**Task to complete:** All entries must be repeated exactly; do not include the pictures.

-- Extracted entries start --

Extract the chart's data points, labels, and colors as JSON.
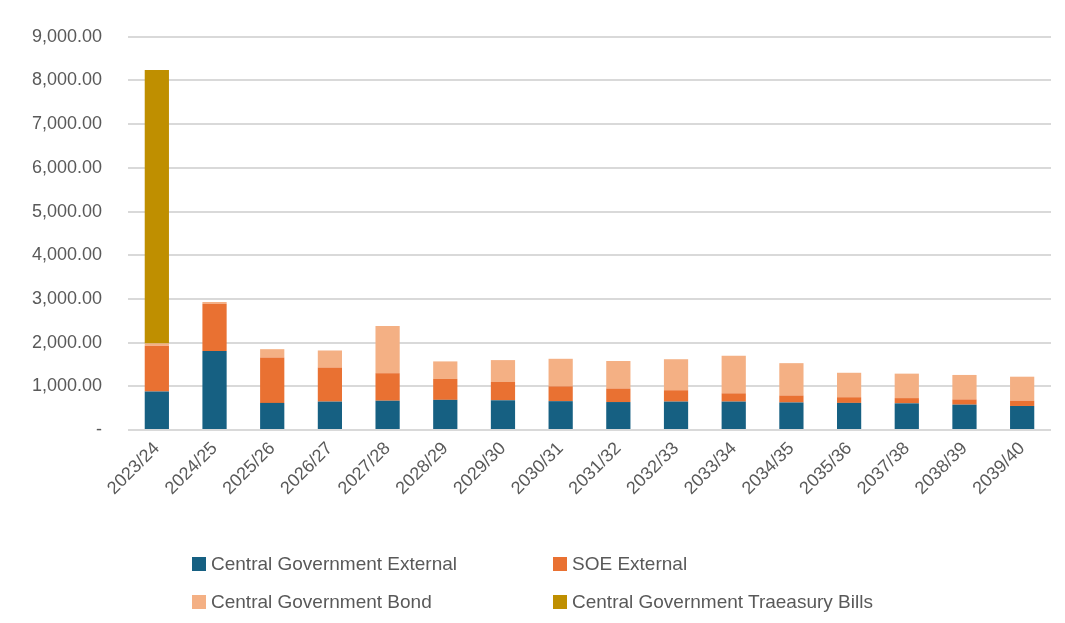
{
  "chart_data": {
    "type": "bar",
    "stacked": true,
    "categories": [
      "2023/24",
      "2024/25",
      "2025/26",
      "2026/27",
      "2027/28",
      "2028/29",
      "2029/30",
      "2030/31",
      "2031/32",
      "2032/33",
      "2033/34",
      "2034/35",
      "2035/36",
      "2037/38",
      "2038/39",
      "2039/40"
    ],
    "series": [
      {
        "name": "Central Government External",
        "color": "#166082",
        "values": [
          880,
          1810,
          620,
          650,
          670,
          690,
          680,
          660,
          640,
          650,
          650,
          630,
          620,
          610,
          580,
          550
        ]
      },
      {
        "name": "SOE External",
        "color": "#e97132",
        "values": [
          1050,
          1080,
          1040,
          780,
          630,
          480,
          420,
          340,
          310,
          260,
          190,
          160,
          130,
          120,
          120,
          120
        ]
      },
      {
        "name": "Central Government Bond",
        "color": "#f4b084",
        "values": [
          50,
          40,
          190,
          390,
          1080,
          400,
          500,
          630,
          630,
          710,
          860,
          740,
          560,
          560,
          560,
          550
        ]
      },
      {
        "name": "Central Government Traeasury Bills",
        "color": "#bf8f00",
        "values": [
          6260,
          null,
          null,
          null,
          null,
          null,
          null,
          null,
          null,
          null,
          null,
          null,
          null,
          null,
          null,
          null
        ]
      }
    ],
    "ylim": [
      0,
      9000
    ],
    "yticks": [
      {
        "value": 0,
        "label": "-"
      },
      {
        "value": 1000,
        "label": "1,000.00"
      },
      {
        "value": 2000,
        "label": "2,000.00"
      },
      {
        "value": 3000,
        "label": "3,000.00"
      },
      {
        "value": 4000,
        "label": "4,000.00"
      },
      {
        "value": 5000,
        "label": "5,000.00"
      },
      {
        "value": 6000,
        "label": "6,000.00"
      },
      {
        "value": 7000,
        "label": "7,000.00"
      },
      {
        "value": 8000,
        "label": "8,000.00"
      },
      {
        "value": 9000,
        "label": "9,000.00"
      }
    ],
    "grid": "y",
    "legend": "bottom"
  }
}
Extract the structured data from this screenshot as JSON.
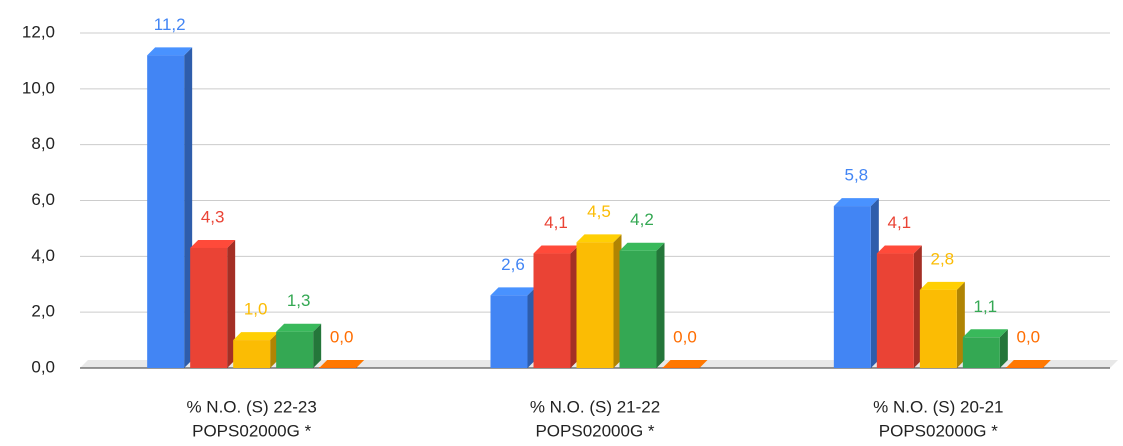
{
  "chart_data": {
    "type": "bar3d",
    "categories": [
      [
        "% N.O. (S) 22-23",
        "POPS02000G *"
      ],
      [
        "% N.O. (S) 21-22",
        "POPS02000G *"
      ],
      [
        "% N.O. (S) 20-21",
        "POPS02000G *"
      ]
    ],
    "series": [
      {
        "color": "#4285f4",
        "values": [
          11.2,
          2.6,
          5.8
        ],
        "value_labels": [
          "11,2",
          "2,6",
          "5,8"
        ]
      },
      {
        "color": "#ea4335",
        "values": [
          4.3,
          4.1,
          4.1
        ],
        "value_labels": [
          "4,3",
          "4,1",
          "4,1"
        ]
      },
      {
        "color": "#fbbc04",
        "values": [
          1.0,
          4.5,
          2.8
        ],
        "value_labels": [
          "1,0",
          "4,5",
          "2,8"
        ]
      },
      {
        "color": "#34a853",
        "values": [
          1.3,
          4.2,
          1.1
        ],
        "value_labels": [
          "1,3",
          "4,2",
          "1,1"
        ]
      },
      {
        "color": "#ff6d01",
        "values": [
          0,
          0,
          0
        ],
        "value_labels": [
          "0,0",
          "0,0",
          "0,0"
        ]
      }
    ],
    "ylim": [
      0,
      12
    ],
    "yticks": [
      {
        "value": 0,
        "label": "0,0"
      },
      {
        "value": 2,
        "label": "2,0"
      },
      {
        "value": 4,
        "label": "4,0"
      },
      {
        "value": 6,
        "label": "6,0"
      },
      {
        "value": 8,
        "label": "8,0"
      },
      {
        "value": 10,
        "label": "10,0"
      },
      {
        "value": 12,
        "label": "12,0"
      }
    ],
    "grid": true
  }
}
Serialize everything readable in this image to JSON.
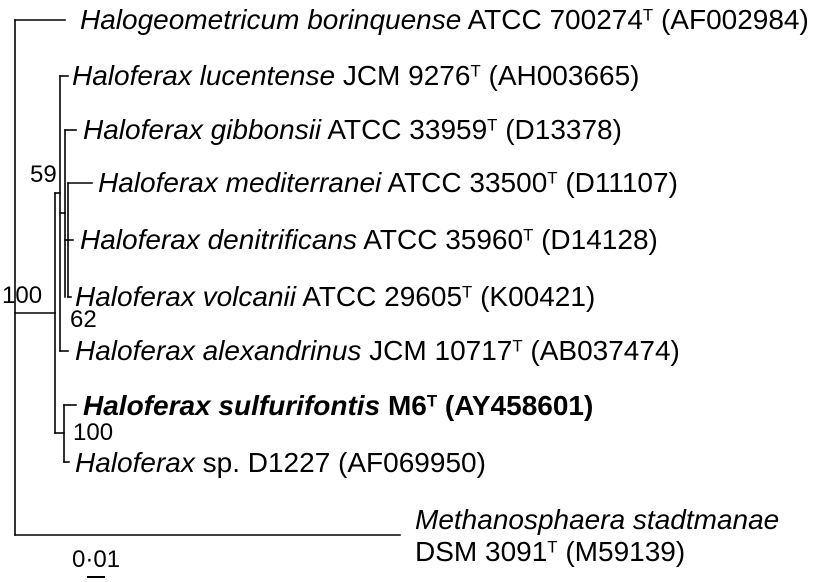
{
  "taxa": [
    {
      "name": "Halogeometricum borinquense",
      "strain": "ATCC 700274",
      "type_mark": "T",
      "accession": "(AF002984)"
    },
    {
      "name": "Haloferax lucentense",
      "strain": "JCM 9276",
      "type_mark": "T",
      "accession": "(AH003665)"
    },
    {
      "name": "Haloferax gibbonsii",
      "strain": "ATCC 33959",
      "type_mark": "T",
      "accession": "(D13378)"
    },
    {
      "name": "Haloferax mediterranei",
      "strain": "ATCC 33500",
      "type_mark": "T",
      "accession": "(D11107)"
    },
    {
      "name": "Haloferax denitrificans",
      "strain": "ATCC 35960",
      "type_mark": "T",
      "accession": "(D14128)"
    },
    {
      "name": "Haloferax volcanii",
      "strain": "ATCC 29605",
      "type_mark": "T",
      "accession": "(K00421)"
    },
    {
      "name": "Haloferax alexandrinus",
      "strain": "JCM 10717",
      "type_mark": "T",
      "accession": "(AB037474)"
    },
    {
      "name": "Haloferax sulfurifontis",
      "strain": "M6",
      "type_mark": "T",
      "accession": "(AY458601)"
    },
    {
      "name": "Haloferax",
      "strain": "sp. D1227",
      "accession": "(AF069950)"
    },
    {
      "name": "Methanosphaera stadtmanae",
      "strain": "DSM 3091",
      "type_mark": "T",
      "accession": "(M59139)"
    }
  ],
  "bootstrap_values": [
    "59",
    "100",
    "62",
    "100"
  ],
  "scale_bar": {
    "label": "0·01"
  }
}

-- Extracted entries end --

**Task result:**
Extract the chart's data points, labels, and colors as JSON.
{
  "chart_data": {
    "type": "bar",
    "stacked": true,
    "categories": [
      "2023/24",
      "2024/25",
      "2025/26",
      "2026/27",
      "2027/28",
      "2028/29",
      "2029/30",
      "2030/31",
      "2031/32",
      "2032/33",
      "2033/34",
      "2034/35",
      "2035/36",
      "2037/38",
      "2038/39",
      "2039/40"
    ],
    "series": [
      {
        "name": "Central Government External",
        "color": "#166082",
        "values": [
          880,
          1810,
          620,
          650,
          670,
          690,
          680,
          660,
          640,
          650,
          650,
          630,
          620,
          610,
          580,
          550
        ]
      },
      {
        "name": "SOE External",
        "color": "#e97132",
        "values": [
          1050,
          1080,
          1040,
          780,
          630,
          480,
          420,
          340,
          310,
          260,
          190,
          160,
          130,
          120,
          120,
          120
        ]
      },
      {
        "name": "Central Government Bond",
        "color": "#f4b084",
        "values": [
          50,
          40,
          190,
          390,
          1080,
          400,
          500,
          630,
          630,
          710,
          860,
          740,
          560,
          560,
          560,
          550
        ]
      },
      {
        "name": "Central Government Traeasury Bills",
        "color": "#bf8f00",
        "values": [
          6260,
          null,
          null,
          null,
          null,
          null,
          null,
          null,
          null,
          null,
          null,
          null,
          null,
          null,
          null,
          null
        ]
      }
    ],
    "ylim": [
      0,
      9000
    ],
    "yticks": [
      {
        "value": 0,
        "label": "-"
      },
      {
        "value": 1000,
        "label": "1,000.00"
      },
      {
        "value": 2000,
        "label": "2,000.00"
      },
      {
        "value": 3000,
        "label": "3,000.00"
      },
      {
        "value": 4000,
        "label": "4,000.00"
      },
      {
        "value": 5000,
        "label": "5,000.00"
      },
      {
        "value": 6000,
        "label": "6,000.00"
      },
      {
        "value": 7000,
        "label": "7,000.00"
      },
      {
        "value": 8000,
        "label": "8,000.00"
      },
      {
        "value": 9000,
        "label": "9,000.00"
      }
    ],
    "grid": "y",
    "legend": "bottom"
  }
}
Extract the structured data from this screenshot as JSON.
{
  "chart_data": {
    "type": "bar3d",
    "categories": [
      [
        "% N.O. (S) 22-23",
        "POPS02000G *"
      ],
      [
        "% N.O. (S) 21-22",
        "POPS02000G *"
      ],
      [
        "% N.O. (S) 20-21",
        "POPS02000G *"
      ]
    ],
    "series": [
      {
        "color": "#4285f4",
        "values": [
          11.2,
          2.6,
          5.8
        ],
        "value_labels": [
          "11,2",
          "2,6",
          "5,8"
        ]
      },
      {
        "color": "#ea4335",
        "values": [
          4.3,
          4.1,
          4.1
        ],
        "value_labels": [
          "4,3",
          "4,1",
          "4,1"
        ]
      },
      {
        "color": "#fbbc04",
        "values": [
          1.0,
          4.5,
          2.8
        ],
        "value_labels": [
          "1,0",
          "4,5",
          "2,8"
        ]
      },
      {
        "color": "#34a853",
        "values": [
          1.3,
          4.2,
          1.1
        ],
        "value_labels": [
          "1,3",
          "4,2",
          "1,1"
        ]
      },
      {
        "color": "#ff6d01",
        "values": [
          0,
          0,
          0
        ],
        "value_labels": [
          "0,0",
          "0,0",
          "0,0"
        ]
      }
    ],
    "ylim": [
      0,
      12
    ],
    "yticks": [
      {
        "value": 0,
        "label": "0,0"
      },
      {
        "value": 2,
        "label": "2,0"
      },
      {
        "value": 4,
        "label": "4,0"
      },
      {
        "value": 6,
        "label": "6,0"
      },
      {
        "value": 8,
        "label": "8,0"
      },
      {
        "value": 10,
        "label": "10,0"
      },
      {
        "value": 12,
        "label": "12,0"
      }
    ],
    "grid": true
  }
}
Serialize everything readable in this image to JSON.
{
  "taxa": [
    {
      "name": "Halogeometricum borinquense",
      "strain": "ATCC 700274",
      "type_mark": "T",
      "accession": "(AF002984)"
    },
    {
      "name": "Haloferax lucentense",
      "strain": "JCM 9276",
      "type_mark": "T",
      "accession": "(AH003665)"
    },
    {
      "name": "Haloferax gibbonsii",
      "strain": "ATCC 33959",
      "type_mark": "T",
      "accession": "(D13378)"
    },
    {
      "name": "Haloferax mediterranei",
      "strain": "ATCC 33500",
      "type_mark": "T",
      "accession": "(D11107)"
    },
    {
      "name": "Haloferax denitrificans",
      "strain": "ATCC 35960",
      "type_mark": "T",
      "accession": "(D14128)"
    },
    {
      "name": "Haloferax volcanii",
      "strain": "ATCC 29605",
      "type_mark": "T",
      "accession": "(K00421)"
    },
    {
      "name": "Haloferax alexandrinus",
      "strain": "JCM 10717",
      "type_mark": "T",
      "accession": "(AB037474)"
    },
    {
      "name": "Haloferax sulfurifontis",
      "strain": "M6",
      "type_mark": "T",
      "accession": "(AY458601)"
    },
    {
      "name": "Haloferax",
      "strain": "sp. D1227",
      "accession": "(AF069950)"
    },
    {
      "name": "Methanosphaera stadtmanae",
      "strain": "DSM 3091",
      "type_mark": "T",
      "accession": "(M59139)"
    }
  ],
  "bootstrap_values": [
    "59",
    "100",
    "62",
    "100"
  ],
  "scale_bar": {
    "label": "0·01"
  }
}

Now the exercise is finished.